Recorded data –
^^^^

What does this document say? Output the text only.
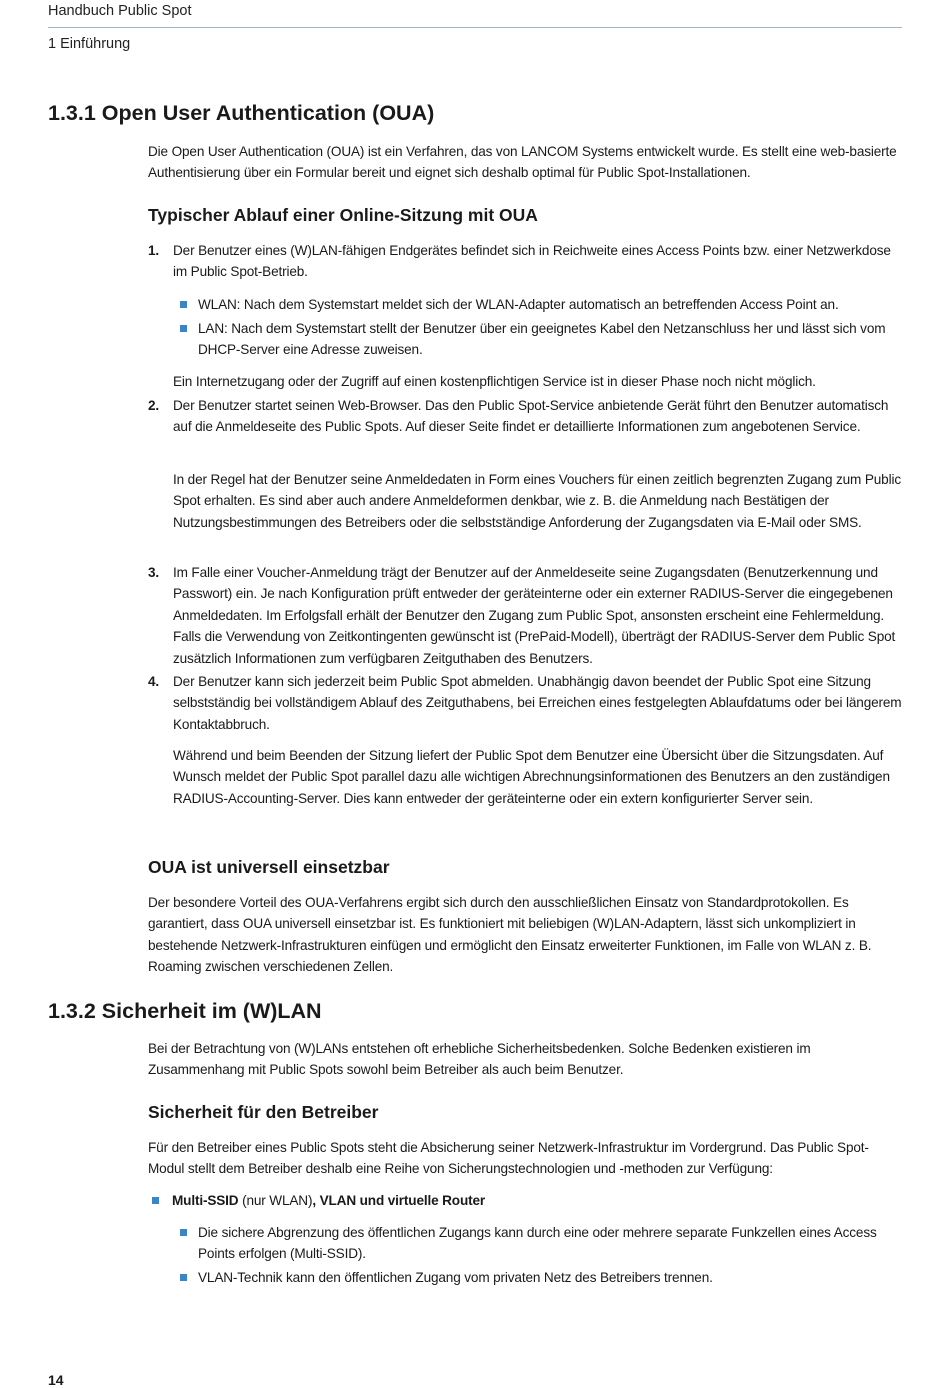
Handbuch Public Spot
1 Einführung
1.3.1 Open User Authentication (OUA)
Die Open User Authentication (OUA) ist ein Verfahren, das von LANCOM Systems entwickelt wurde. Es stellt eine web-basierte Authentisierung über ein Formular bereit und eignet sich deshalb optimal für Public Spot-Installationen.
Typischer Ablauf einer Online-Sitzung mit OUA
1. Der Benutzer eines (W)LAN-fähigen Endgerätes befindet sich in Reichweite eines Access Points bzw. einer Netzwerkdose im Public Spot-Betrieb.
WLAN: Nach dem Systemstart meldet sich der WLAN-Adapter automatisch an betreffenden Access Point an.
LAN: Nach dem Systemstart stellt der Benutzer über ein geeignetes Kabel den Netzanschluss her und lässt sich vom DHCP-Server eine Adresse zuweisen.
Ein Internetzugang oder der Zugriff auf einen kostenpflichtigen Service ist in dieser Phase noch nicht möglich.
2. Der Benutzer startet seinen Web-Browser. Das den Public Spot-Service anbietende Gerät führt den Benutzer automatisch auf die Anmeldeseite des Public Spots. Auf dieser Seite findet er detaillierte Informationen zum angebotenen Service.
In der Regel hat der Benutzer seine Anmeldedaten in Form eines Vouchers für einen zeitlich begrenzten Zugang zum Public Spot erhalten. Es sind aber auch andere Anmeldeformen denkbar, wie z. B. die Anmeldung nach Bestätigen der Nutzungsbestimmungen des Betreibers oder die selbstständige Anforderung der Zugangsdaten via E-Mail oder SMS.
3. Im Falle einer Voucher-Anmeldung trägt der Benutzer auf der Anmeldeseite seine Zugangsdaten (Benutzerkennung und Passwort) ein. Je nach Konfiguration prüft entweder der geräteinterne oder ein externer RADIUS-Server die eingegebenen Anmeldedaten. Im Erfolgsfall erhält der Benutzer den Zugang zum Public Spot, ansonsten erscheint eine Fehlermeldung. Falls die Verwendung von Zeitkontingenten gewünscht ist (PrePaid-Modell), überträgt der RADIUS-Server dem Public Spot zusätzlich Informationen zum verfügbaren Zeitguthaben des Benutzers.
4. Der Benutzer kann sich jederzeit beim Public Spot abmelden. Unabhängig davon beendet der Public Spot eine Sitzung selbstständig bei vollständigem Ablauf des Zeitguthabens, bei Erreichen eines festgelegten Ablaufdatums oder bei längerem Kontaktabbruch.
Während und beim Beenden der Sitzung liefert der Public Spot dem Benutzer eine Übersicht über die Sitzungsdaten. Auf Wunsch meldet der Public Spot parallel dazu alle wichtigen Abrechnungsinformationen des Benutzers an den zuständigen RADIUS-Accounting-Server. Dies kann entweder der geräteinterne oder ein extern konfigurierter Server sein.
OUA ist universell einsetzbar
Der besondere Vorteil des OUA-Verfahrens ergibt sich durch den ausschließlichen Einsatz von Standardprotokollen. Es garantiert, dass OUA universell einsetzbar ist. Es funktioniert mit beliebigen (W)LAN-Adaptern, lässt sich unkompliziert in bestehende Netzwerk-Infrastrukturen einfügen und ermöglicht den Einsatz erweiterter Funktionen, im Falle von WLAN z. B. Roaming zwischen verschiedenen Zellen.
1.3.2 Sicherheit im (W)LAN
Bei der Betrachtung von (W)LANs entstehen oft erhebliche Sicherheitsbedenken. Solche Bedenken existieren im Zusammenhang mit Public Spots sowohl beim Betreiber als auch beim Benutzer.
Sicherheit für den Betreiber
Für den Betreiber eines Public Spots steht die Absicherung seiner Netzwerk-Infrastruktur im Vordergrund. Das Public Spot-Modul stellt dem Betreiber deshalb eine Reihe von Sicherungstechnologien und -methoden zur Verfügung:
Multi-SSID (nur WLAN), VLAN und virtuelle Router
Die sichere Abgrenzung des öffentlichen Zugangs kann durch eine oder mehrere separate Funkzellen eines Access Points erfolgen (Multi-SSID).
VLAN-Technik kann den öffentlichen Zugang vom privaten Netz des Betreibers trennen.
14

^^^^

TASK OBJECTIVE –
Where a line in the material above holds "automatisch", copy that line.

FINAL RESULT –
WLAN: Nach dem Systemstart meldet sich der WLAN-Adapter automatisch an betreffenden Access Point an.
2. Der Benutzer startet seinen Web-Browser. Das den Public Spot-Service anbietende Gerät führt den Benutzer automatisch auf die Anmeldeseite des Public Spots. Auf dieser Seite findet er detaillierte Informationen zum angebotenen Service.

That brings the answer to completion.